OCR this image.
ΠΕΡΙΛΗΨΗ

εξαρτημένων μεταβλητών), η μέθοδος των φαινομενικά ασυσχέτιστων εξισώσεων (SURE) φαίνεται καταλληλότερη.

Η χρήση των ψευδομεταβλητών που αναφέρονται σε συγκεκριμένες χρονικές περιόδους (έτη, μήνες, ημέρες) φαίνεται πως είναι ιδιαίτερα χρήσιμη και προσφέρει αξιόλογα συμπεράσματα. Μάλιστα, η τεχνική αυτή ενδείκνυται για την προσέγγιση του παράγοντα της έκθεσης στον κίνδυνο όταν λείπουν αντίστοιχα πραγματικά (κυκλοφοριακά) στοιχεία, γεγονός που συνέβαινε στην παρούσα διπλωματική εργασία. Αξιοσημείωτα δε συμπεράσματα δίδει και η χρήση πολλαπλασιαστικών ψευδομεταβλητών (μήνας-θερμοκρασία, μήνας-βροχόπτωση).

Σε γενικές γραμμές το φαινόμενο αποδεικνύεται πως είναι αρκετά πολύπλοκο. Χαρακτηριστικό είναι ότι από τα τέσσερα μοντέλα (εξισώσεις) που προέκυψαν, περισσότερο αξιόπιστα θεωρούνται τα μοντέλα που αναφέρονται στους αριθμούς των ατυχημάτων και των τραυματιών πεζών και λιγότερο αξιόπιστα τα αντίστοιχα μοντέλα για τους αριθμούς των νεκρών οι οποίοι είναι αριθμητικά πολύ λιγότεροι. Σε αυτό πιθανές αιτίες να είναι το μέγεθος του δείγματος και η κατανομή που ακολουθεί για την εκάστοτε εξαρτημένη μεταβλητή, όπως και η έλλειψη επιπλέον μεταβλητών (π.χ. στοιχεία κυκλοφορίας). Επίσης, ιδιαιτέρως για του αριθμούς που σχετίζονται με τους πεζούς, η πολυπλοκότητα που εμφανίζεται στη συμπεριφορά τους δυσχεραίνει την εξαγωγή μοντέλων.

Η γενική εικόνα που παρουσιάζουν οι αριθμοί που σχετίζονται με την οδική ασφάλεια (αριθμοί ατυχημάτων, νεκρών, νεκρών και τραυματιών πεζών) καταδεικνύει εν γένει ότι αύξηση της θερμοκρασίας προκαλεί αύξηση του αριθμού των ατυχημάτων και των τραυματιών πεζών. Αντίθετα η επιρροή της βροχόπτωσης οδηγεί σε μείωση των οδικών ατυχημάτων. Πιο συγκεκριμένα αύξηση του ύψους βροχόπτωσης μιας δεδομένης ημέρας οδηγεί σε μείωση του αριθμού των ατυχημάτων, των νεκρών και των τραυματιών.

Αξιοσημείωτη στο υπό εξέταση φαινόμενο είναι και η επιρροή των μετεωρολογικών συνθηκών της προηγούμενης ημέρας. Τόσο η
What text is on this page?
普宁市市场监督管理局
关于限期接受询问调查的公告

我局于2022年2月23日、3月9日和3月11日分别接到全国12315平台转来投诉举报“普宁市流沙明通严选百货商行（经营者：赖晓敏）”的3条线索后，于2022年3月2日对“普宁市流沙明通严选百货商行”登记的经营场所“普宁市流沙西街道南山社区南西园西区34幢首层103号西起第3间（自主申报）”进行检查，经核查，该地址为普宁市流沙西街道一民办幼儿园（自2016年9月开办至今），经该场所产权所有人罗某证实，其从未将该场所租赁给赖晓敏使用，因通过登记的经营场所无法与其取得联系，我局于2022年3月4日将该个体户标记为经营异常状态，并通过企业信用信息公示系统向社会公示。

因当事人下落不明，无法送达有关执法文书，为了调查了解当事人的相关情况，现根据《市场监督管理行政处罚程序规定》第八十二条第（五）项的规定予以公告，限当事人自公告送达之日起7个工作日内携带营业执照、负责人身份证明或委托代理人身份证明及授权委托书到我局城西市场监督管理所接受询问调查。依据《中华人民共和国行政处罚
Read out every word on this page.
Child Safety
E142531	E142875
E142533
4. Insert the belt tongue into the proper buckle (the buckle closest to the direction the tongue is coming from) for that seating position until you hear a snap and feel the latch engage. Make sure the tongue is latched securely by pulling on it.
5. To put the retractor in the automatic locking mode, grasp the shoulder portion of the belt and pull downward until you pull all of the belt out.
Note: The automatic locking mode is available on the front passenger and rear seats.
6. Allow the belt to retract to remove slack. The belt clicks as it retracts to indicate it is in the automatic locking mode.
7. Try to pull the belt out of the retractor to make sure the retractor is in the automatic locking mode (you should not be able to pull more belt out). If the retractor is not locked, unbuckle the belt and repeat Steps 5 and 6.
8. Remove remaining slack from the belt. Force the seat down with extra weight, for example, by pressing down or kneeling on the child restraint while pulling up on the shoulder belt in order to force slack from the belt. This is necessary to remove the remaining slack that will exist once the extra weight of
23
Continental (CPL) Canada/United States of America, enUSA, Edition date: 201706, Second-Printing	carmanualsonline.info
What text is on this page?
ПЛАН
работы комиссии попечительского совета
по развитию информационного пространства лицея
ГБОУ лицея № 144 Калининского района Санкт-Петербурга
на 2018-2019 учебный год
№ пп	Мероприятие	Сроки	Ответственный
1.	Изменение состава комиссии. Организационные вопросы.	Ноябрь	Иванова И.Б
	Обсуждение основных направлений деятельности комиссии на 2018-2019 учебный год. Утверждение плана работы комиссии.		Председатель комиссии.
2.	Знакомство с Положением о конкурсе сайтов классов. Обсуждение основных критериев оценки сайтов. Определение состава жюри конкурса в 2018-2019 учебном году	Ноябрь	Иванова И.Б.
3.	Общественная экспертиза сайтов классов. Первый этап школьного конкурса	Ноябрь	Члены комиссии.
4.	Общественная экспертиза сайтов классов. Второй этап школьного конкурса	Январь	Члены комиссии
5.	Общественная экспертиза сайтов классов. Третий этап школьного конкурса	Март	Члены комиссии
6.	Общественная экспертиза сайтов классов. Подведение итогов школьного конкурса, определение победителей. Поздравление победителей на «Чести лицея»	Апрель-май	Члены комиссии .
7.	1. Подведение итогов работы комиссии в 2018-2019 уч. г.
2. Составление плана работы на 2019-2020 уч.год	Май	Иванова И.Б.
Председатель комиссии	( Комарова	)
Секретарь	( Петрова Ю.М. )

Given exercise
Copy out the whole listing exactly; please set it all down.

Written answer
OCR this image.
ΠΕΡΙΛΗΨΗ

εξαρτημένων μεταβλητών), η μέθοδος των φαινομενικά ασυσχέτιστων εξισώσεων (SURE) φαίνεται καταλληλότερη.

Η χρήση των ψευδομεταβλητών που αναφέρονται σε συγκεκριμένες χρονικές περιόδους (έτη, μήνες, ημέρες) φαίνεται πως είναι ιδιαίτερα χρήσιμη και προσφέρει αξιόλογα συμπεράσματα. Μάλιστα, η τεχνική αυτή ενδείκνυται για την προσέγγιση του παράγοντα της έκθεσης στον κίνδυνο όταν λείπουν αντίστοιχα πραγματικά (κυκλοφοριακά) στοιχεία, γεγονός που συνέβαινε στην παρούσα διπλωματική εργασία. Αξιοσημείωτα δε συμπεράσματα δίδει και η χρήση πολλαπλασιαστικών ψευδομεταβλητών (μήνας-θερμοκρασία, μήνας-βροχόπτωση).

Σε γενικές γραμμές το φαινόμενο αποδεικνύεται πως είναι αρκετά πολύπλοκο. Χαρακτηριστικό είναι ότι από τα τέσσερα μοντέλα (εξισώσεις) που προέκυψαν, περισσότερο αξιόπιστα θεωρούνται τα μοντέλα που αναφέρονται στους αριθμούς των ατυχημάτων και των τραυματιών πεζών και λιγότερο αξιόπιστα τα αντίστοιχα μοντέλα για τους αριθμούς των νεκρών οι οποίοι είναι αριθμητικά πολύ λιγότεροι. Σε αυτό πιθανές αιτίες να είναι το μέγεθος του δείγματος και η κατανομή που ακολουθεί για την εκάστοτε εξαρτημένη μεταβλητή, όπως και η έλλειψη επιπλέον μεταβλητών (π.χ. στοιχεία κυκλοφορίας). Επίσης, ιδιαιτέρως για του αριθμούς που σχετίζονται με τους πεζούς, η πολυπλοκότητα που εμφανίζεται στη συμπεριφορά τους δυσχεραίνει την εξαγωγή μοντέλων.

Η γενική εικόνα που παρουσιάζουν οι αριθμοί που σχετίζονται με την οδική ασφάλεια (αριθμοί ατυχημάτων, νεκρών, νεκρών και τραυματιών πεζών) καταδεικνύει εν γένει ότι αύξηση της θερμοκρασίας προκαλεί αύξηση του αριθμού των ατυχημάτων και των τραυματιών πεζών. Αντίθετα η επιρροή της βροχόπτωσης οδηγεί σε μείωση των οδικών ατυχημάτων. Πιο συγκεκριμένα αύξηση του ύψους βροχόπτωσης μιας δεδομένης ημέρας οδηγεί σε μείωση του αριθμού των ατυχημάτων, των νεκρών και των τραυματιών.

Αξιοσημείωτη στο υπό εξέταση φαινόμενο είναι και η επιρροή των μετεωρολογικών συνθηκών της προηγούμενης ημέρας. Τόσο η
What text is on this page?
普宁市市场监督管理局
关于限期接受询问调查的公告

我局于2022年2月23日、3月9日和3月11日分别接到全国12315平台转来投诉举报“普宁市流沙明通严选百货商行（经营者：赖晓敏）”的3条线索后，于2022年3月2日对“普宁市流沙明通严选百货商行”登记的经营场所“普宁市流沙西街道南山社区南西园西区34幢首层103号西起第3间（自主申报）”进行检查，经核查，该地址为普宁市流沙西街道一民办幼儿园（自2016年9月开办至今），经该场所产权所有人罗某证实，其从未将该场所租赁给赖晓敏使用，因通过登记的经营场所无法与其取得联系，我局于2022年3月4日将该个体户标记为经营异常状态，并通过企业信用信息公示系统向社会公示。

因当事人下落不明，无法送达有关执法文书，为了调查了解当事人的相关情况，现根据《市场监督管理行政处罚程序规定》第八十二条第（五）项的规定予以公告，限当事人自公告送达之日起7个工作日内携带营业执照、负责人身份证明或委托代理人身份证明及授权委托书到我局城西市场监督管理所接受询问调查。依据《中华人民共和国行政处罚
Read out every word on this page.
Child Safety
E142531	E142875
E142533
4. Insert the belt tongue into the proper buckle (the buckle closest to the direction the tongue is coming from) for that seating position until you hear a snap and feel the latch engage. Make sure the tongue is latched securely by pulling on it.
5. To put the retractor in the automatic locking mode, grasp the shoulder portion of the belt and pull downward until you pull all of the belt out.
Note: The automatic locking mode is available on the front passenger and rear seats.
6. Allow the belt to retract to remove slack. The belt clicks as it retracts to indicate it is in the automatic locking mode.
7. Try to pull the belt out of the retractor to make sure the retractor is in the automatic locking mode (you should not be able to pull more belt out). If the retractor is not locked, unbuckle the belt and repeat Steps 5 and 6.
8. Remove remaining slack from the belt. Force the seat down with extra weight, for example, by pressing down or kneeling on the child restraint while pulling up on the shoulder belt in order to force slack from the belt. This is necessary to remove the remaining slack that will exist once the extra weight of
23
Continental (CPL) Canada/United States of America, enUSA, Edition date: 201706, Second-Printing	carmanualsonline.info
What text is on this page?
ПЛАН
работы комиссии попечительского совета
по развитию информационного пространства лицея
ГБОУ лицея № 144 Калининского района Санкт-Петербурга
на 2018-2019 учебный год
№ пп	Мероприятие	Сроки	Ответственный
1.	Изменение состава комиссии. Организационные вопросы.	Ноябрь	Иванова И.Б
	Обсуждение основных направлений деятельности комиссии на 2018-2019 учебный год. Утверждение плана работы комиссии.		Председатель комиссии.
2.	Знакомство с Положением о конкурсе сайтов классов. Обсуждение основных критериев оценки сайтов. Определение состава жюри конкурса в 2018-2019 учебном году	Ноябрь	Иванова И.Б.
3.	Общественная экспертиза сайтов классов. Первый этап школьного конкурса	Ноябрь	Члены комиссии.
4.	Общественная экспертиза сайтов классов. Второй этап школьного конкурса	Январь	Члены комиссии
5.	Общественная экспертиза сайтов классов. Третий этап школьного конкурса	Март	Члены комиссии
6.	Общественная экспертиза сайтов классов. Подведение итогов школьного конкурса, определение победителей. Поздравление победителей на «Чести лицея»	Апрель-май	Члены комиссии .
7.	1. Подведение итогов работы комиссии в 2018-2019 уч. г.
2. Составление плана работы на 2019-2020 уч.год	Май	Иванова И.Б.
Председатель комиссии	( Комарова	)
Секретарь	( Петрова Ю.М. )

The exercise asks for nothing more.